▶ ENTRIES SHOWN
• • • • • • •
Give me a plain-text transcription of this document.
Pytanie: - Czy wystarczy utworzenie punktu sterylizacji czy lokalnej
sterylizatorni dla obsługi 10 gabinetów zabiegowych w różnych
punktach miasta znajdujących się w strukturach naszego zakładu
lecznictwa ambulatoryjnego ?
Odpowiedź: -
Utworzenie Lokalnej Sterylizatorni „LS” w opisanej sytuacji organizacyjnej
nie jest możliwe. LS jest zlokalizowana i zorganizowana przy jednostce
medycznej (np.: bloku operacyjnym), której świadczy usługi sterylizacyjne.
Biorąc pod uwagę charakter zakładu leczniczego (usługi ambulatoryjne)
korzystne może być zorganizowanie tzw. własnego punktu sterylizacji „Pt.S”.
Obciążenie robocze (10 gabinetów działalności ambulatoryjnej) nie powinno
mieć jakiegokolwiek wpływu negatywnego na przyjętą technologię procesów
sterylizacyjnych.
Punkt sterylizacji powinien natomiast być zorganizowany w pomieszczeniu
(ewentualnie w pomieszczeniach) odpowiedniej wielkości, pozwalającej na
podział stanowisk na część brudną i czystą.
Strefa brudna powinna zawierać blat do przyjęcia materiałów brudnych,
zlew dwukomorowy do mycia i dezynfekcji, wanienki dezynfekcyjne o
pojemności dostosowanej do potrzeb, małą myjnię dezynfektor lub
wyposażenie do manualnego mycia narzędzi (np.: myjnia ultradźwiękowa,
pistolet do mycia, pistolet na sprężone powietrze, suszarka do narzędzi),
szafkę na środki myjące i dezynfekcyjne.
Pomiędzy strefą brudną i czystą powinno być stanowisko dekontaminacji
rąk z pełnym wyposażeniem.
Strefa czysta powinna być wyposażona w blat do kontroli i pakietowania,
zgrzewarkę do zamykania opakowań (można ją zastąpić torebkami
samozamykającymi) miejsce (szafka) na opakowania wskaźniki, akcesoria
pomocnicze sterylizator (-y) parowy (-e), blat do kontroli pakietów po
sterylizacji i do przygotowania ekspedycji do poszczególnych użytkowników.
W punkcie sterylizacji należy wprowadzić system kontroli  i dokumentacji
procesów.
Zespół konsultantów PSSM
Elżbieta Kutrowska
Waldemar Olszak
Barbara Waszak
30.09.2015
• • • • • • •
▶ YOUR INSTRUCTIONS
Check each line of the records for the word "Strefa" and extract those that contain it.

▶ THE SOLUTION
Strefa brudna powinna zawierać blat do przyjęcia materiałów brudnych,
Strefa czysta powinna być wyposażona w blat do kontroli i pakietowania,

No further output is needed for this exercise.